-- WORKING DATA --
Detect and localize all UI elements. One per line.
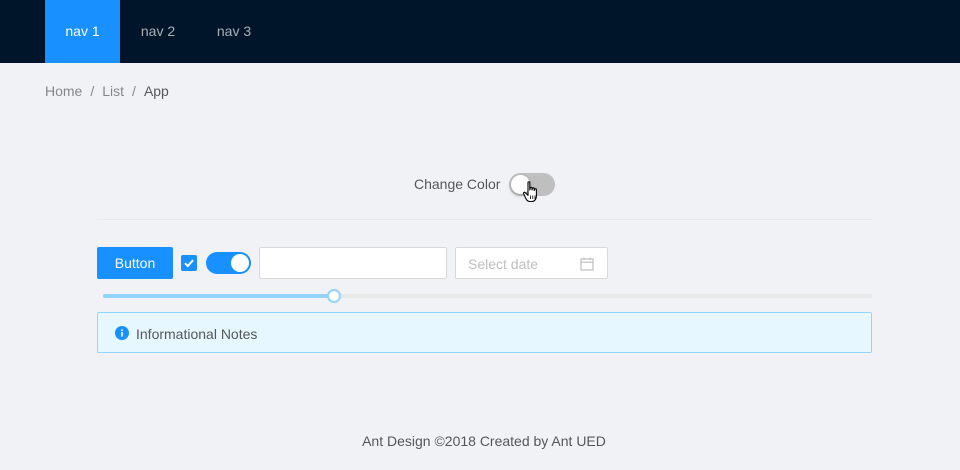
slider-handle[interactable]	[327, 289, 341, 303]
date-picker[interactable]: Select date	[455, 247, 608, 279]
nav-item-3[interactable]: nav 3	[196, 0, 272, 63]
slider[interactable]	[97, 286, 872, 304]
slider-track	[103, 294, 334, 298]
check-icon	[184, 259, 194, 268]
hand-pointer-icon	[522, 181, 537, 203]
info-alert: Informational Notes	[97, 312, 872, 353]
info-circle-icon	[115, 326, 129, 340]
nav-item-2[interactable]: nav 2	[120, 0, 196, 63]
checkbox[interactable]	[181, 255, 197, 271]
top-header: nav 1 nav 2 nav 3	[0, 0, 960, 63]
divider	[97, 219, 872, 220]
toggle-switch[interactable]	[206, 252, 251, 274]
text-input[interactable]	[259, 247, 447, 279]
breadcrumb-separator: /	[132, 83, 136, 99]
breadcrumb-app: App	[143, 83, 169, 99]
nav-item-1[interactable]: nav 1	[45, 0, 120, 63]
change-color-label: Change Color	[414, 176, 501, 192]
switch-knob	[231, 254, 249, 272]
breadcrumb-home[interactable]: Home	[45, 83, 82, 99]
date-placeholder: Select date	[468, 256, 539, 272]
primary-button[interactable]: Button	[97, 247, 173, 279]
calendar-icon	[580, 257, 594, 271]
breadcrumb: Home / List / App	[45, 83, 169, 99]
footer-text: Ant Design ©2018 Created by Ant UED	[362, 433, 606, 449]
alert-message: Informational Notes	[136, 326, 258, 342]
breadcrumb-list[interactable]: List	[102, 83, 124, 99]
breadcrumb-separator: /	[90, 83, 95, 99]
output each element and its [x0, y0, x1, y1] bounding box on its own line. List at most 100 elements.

-- SHORT EXERCISE --
Copy everything from the line containing "289, 341, 303]" down to the line containing "259, 194, 268]", swapping "slider-track" for "slider-rail" and leaving the rest unchanged.

-- FULL ANSWER --
slider-handle[interactable]	[327, 289, 341, 303]
date-picker[interactable]: Select date	[455, 247, 608, 279]
nav-item-3[interactable]: nav 3	[196, 0, 272, 63]
slider[interactable]	[97, 286, 872, 304]
slider-rail	[103, 294, 334, 298]
check-icon	[184, 259, 194, 268]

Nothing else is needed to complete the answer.